------ Items
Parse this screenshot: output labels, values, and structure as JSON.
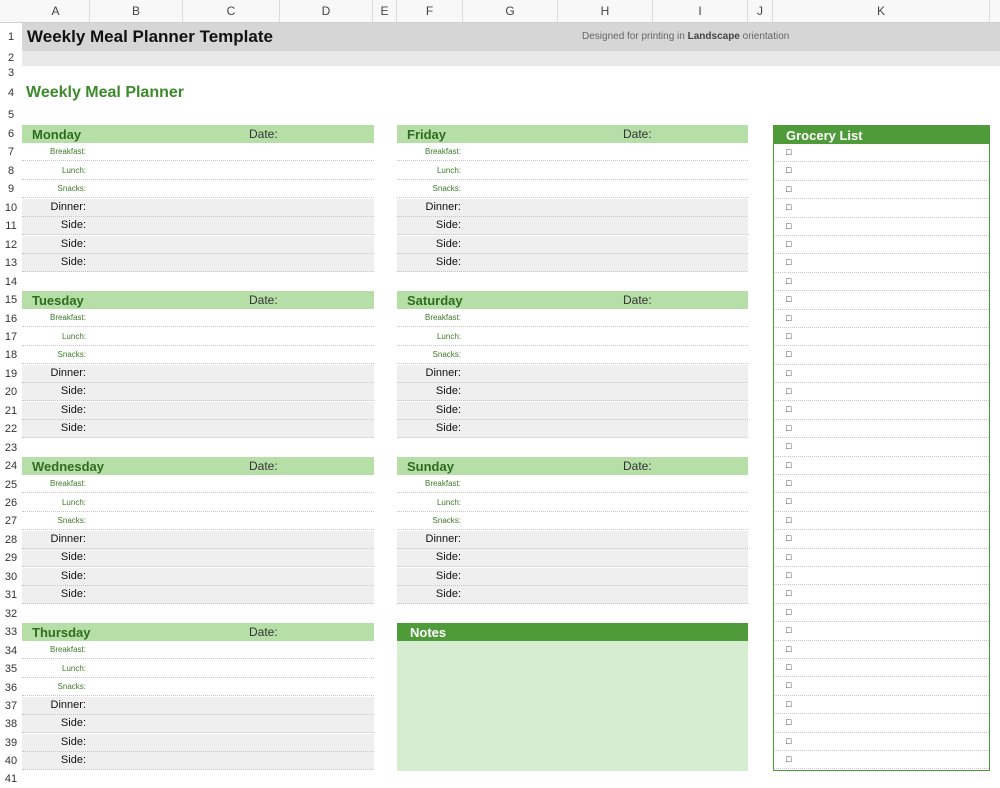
{
  "columns": [
    "A",
    "B",
    "C",
    "D",
    "E",
    "F",
    "G",
    "H",
    "I",
    "J",
    "K"
  ],
  "rows": [
    "1",
    "2",
    "3",
    "4",
    "5",
    "6",
    "7",
    "8",
    "9",
    "10",
    "11",
    "12",
    "13",
    "14",
    "15",
    "16",
    "17",
    "18",
    "19",
    "20",
    "21",
    "22",
    "23",
    "24",
    "25",
    "26",
    "27",
    "28",
    "29",
    "30",
    "31",
    "32",
    "33",
    "34",
    "35",
    "36",
    "37",
    "38",
    "39",
    "40",
    "41"
  ],
  "header": {
    "title": "Weekly Meal Planner Template",
    "subtitle_pre": "Designed for printing in ",
    "subtitle_bold": "Landscape",
    "subtitle_post": " orientation"
  },
  "planner_title": "Weekly Meal Planner",
  "date_label": "Date:",
  "meal_labels": [
    "Breakfast:",
    "Lunch:",
    "Snacks:",
    "Dinner:",
    "Side:",
    "Side:",
    "Side:"
  ],
  "days": [
    "Monday",
    "Tuesday",
    "Wednesday",
    "Thursday",
    "Friday",
    "Saturday",
    "Sunday"
  ],
  "notes_title": "Notes",
  "grocery": {
    "title": "Grocery List",
    "checkbox": "□",
    "count": 34
  }
}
------------
- [To do]:
Supply the count of lines in the entries that contain the word "Weekly", and nothing besides.

- [Task answer]:
2